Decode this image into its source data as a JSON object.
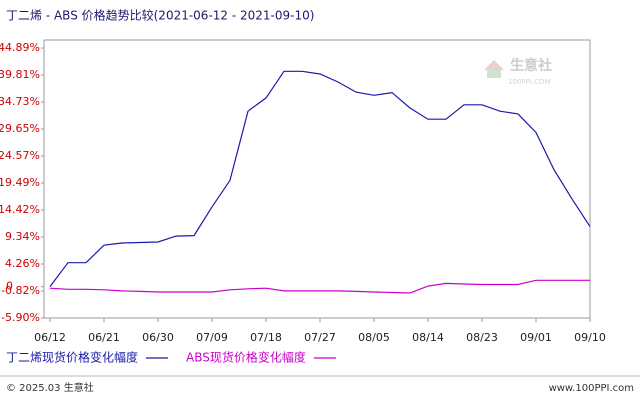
{
  "chart_data": {
    "type": "line",
    "title": "丁二烯 - ABS 价格趋势比较(2021-06-12 - 2021-09-10)",
    "x": [
      "06/12",
      "06/15",
      "06/18",
      "06/21",
      "06/24",
      "06/27",
      "06/30",
      "07/03",
      "07/06",
      "07/09",
      "07/12",
      "07/15",
      "07/18",
      "07/21",
      "07/24",
      "07/27",
      "07/30",
      "08/02",
      "08/05",
      "08/08",
      "08/11",
      "08/14",
      "08/17",
      "08/20",
      "08/23",
      "08/26",
      "08/29",
      "09/01",
      "09/04",
      "09/07",
      "09/10"
    ],
    "series": [
      {
        "name": "丁二烯现货价格变化幅度",
        "color": "#1a1aa8",
        "values": [
          0,
          4.5,
          4.5,
          7.8,
          8.2,
          8.3,
          8.4,
          9.5,
          9.6,
          15,
          20,
          33,
          35.5,
          40.5,
          40.5,
          40,
          38.5,
          36.6,
          36,
          36.5,
          33.6,
          31.5,
          31.5,
          34.2,
          34.2,
          33,
          32.5,
          29,
          22,
          16.5,
          11.3
        ]
      },
      {
        "name": "ABS现货价格变化幅度",
        "color": "#cc00cc",
        "values": [
          -0.3,
          -0.5,
          -0.5,
          -0.6,
          -0.8,
          -0.9,
          -1.0,
          -1.0,
          -1.0,
          -1.0,
          -0.6,
          -0.4,
          -0.3,
          -0.8,
          -0.8,
          -0.8,
          -0.8,
          -0.9,
          -1.0,
          -1.1,
          -1.2,
          0.1,
          0.6,
          0.5,
          0.4,
          0.4,
          0.4,
          1.2,
          1.2,
          1.2,
          1.2
        ]
      }
    ],
    "xticks": [
      "06/12",
      "06/21",
      "06/30",
      "07/09",
      "07/18",
      "07/27",
      "08/05",
      "08/14",
      "08/23",
      "09/01",
      "09/10"
    ],
    "ylim": [
      -5.9,
      44.89
    ],
    "yticks": [
      {
        "value": -5.9,
        "label": "-5.90%"
      },
      {
        "value": -0.82,
        "label": "-0.82%"
      },
      {
        "value": 0,
        "label": "0"
      },
      {
        "value": 4.26,
        "label": "4.26%"
      },
      {
        "value": 9.34,
        "label": "9.34%"
      },
      {
        "value": 14.42,
        "label": "14.42%"
      },
      {
        "value": 19.49,
        "label": "19.49%"
      },
      {
        "value": 24.57,
        "label": "24.57%"
      },
      {
        "value": 29.65,
        "label": "29.65%"
      },
      {
        "value": 34.73,
        "label": "34.73%"
      },
      {
        "value": 39.81,
        "label": "39.81%"
      },
      {
        "value": 44.89,
        "label": "44.89%"
      }
    ],
    "grid": false
  },
  "watermark": {
    "name": "生意社",
    "site": "100PPI.COM"
  },
  "footer": {
    "copyright": "© 2025.03 生意社",
    "site": "www.100PPI.com"
  }
}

========================

Given exercise: Without the pictures, reproduce every line of the records above exactly.

Result:
Decode this image into its source data as a JSON object.
{
  "chart_data": {
    "type": "line",
    "title": "丁二烯 - ABS 价格趋势比较(2021-06-12 - 2021-09-10)",
    "x": [
      "06/12",
      "06/15",
      "06/18",
      "06/21",
      "06/24",
      "06/27",
      "06/30",
      "07/03",
      "07/06",
      "07/09",
      "07/12",
      "07/15",
      "07/18",
      "07/21",
      "07/24",
      "07/27",
      "07/30",
      "08/02",
      "08/05",
      "08/08",
      "08/11",
      "08/14",
      "08/17",
      "08/20",
      "08/23",
      "08/26",
      "08/29",
      "09/01",
      "09/04",
      "09/07",
      "09/10"
    ],
    "series": [
      {
        "name": "丁二烯现货价格变化幅度",
        "color": "#1a1aa8",
        "values": [
          0,
          4.5,
          4.5,
          7.8,
          8.2,
          8.3,
          8.4,
          9.5,
          9.6,
          15,
          20,
          33,
          35.5,
          40.5,
          40.5,
          40,
          38.5,
          36.6,
          36,
          36.5,
          33.6,
          31.5,
          31.5,
          34.2,
          34.2,
          33,
          32.5,
          29,
          22,
          16.5,
          11.3
        ]
      },
      {
        "name": "ABS现货价格变化幅度",
        "color": "#cc00cc",
        "values": [
          -0.3,
          -0.5,
          -0.5,
          -0.6,
          -0.8,
          -0.9,
          -1.0,
          -1.0,
          -1.0,
          -1.0,
          -0.6,
          -0.4,
          -0.3,
          -0.8,
          -0.8,
          -0.8,
          -0.8,
          -0.9,
          -1.0,
          -1.1,
          -1.2,
          0.1,
          0.6,
          0.5,
          0.4,
          0.4,
          0.4,
          1.2,
          1.2,
          1.2,
          1.2
        ]
      }
    ],
    "xticks": [
      "06/12",
      "06/21",
      "06/30",
      "07/09",
      "07/18",
      "07/27",
      "08/05",
      "08/14",
      "08/23",
      "09/01",
      "09/10"
    ],
    "ylim": [
      -5.9,
      44.89
    ],
    "yticks": [
      {
        "value": -5.9,
        "label": "-5.90%"
      },
      {
        "value": -0.82,
        "label": "-0.82%"
      },
      {
        "value": 0,
        "label": "0"
      },
      {
        "value": 4.26,
        "label": "4.26%"
      },
      {
        "value": 9.34,
        "label": "9.34%"
      },
      {
        "value": 14.42,
        "label": "14.42%"
      },
      {
        "value": 19.49,
        "label": "19.49%"
      },
      {
        "value": 24.57,
        "label": "24.57%"
      },
      {
        "value": 29.65,
        "label": "29.65%"
      },
      {
        "value": 34.73,
        "label": "34.73%"
      },
      {
        "value": 39.81,
        "label": "39.81%"
      },
      {
        "value": 44.89,
        "label": "44.89%"
      }
    ],
    "grid": false
  },
  "watermark": {
    "name": "生意社",
    "site": "100PPI.COM"
  },
  "footer": {
    "copyright": "© 2025.03 生意社",
    "site": "www.100PPI.com"
  }
}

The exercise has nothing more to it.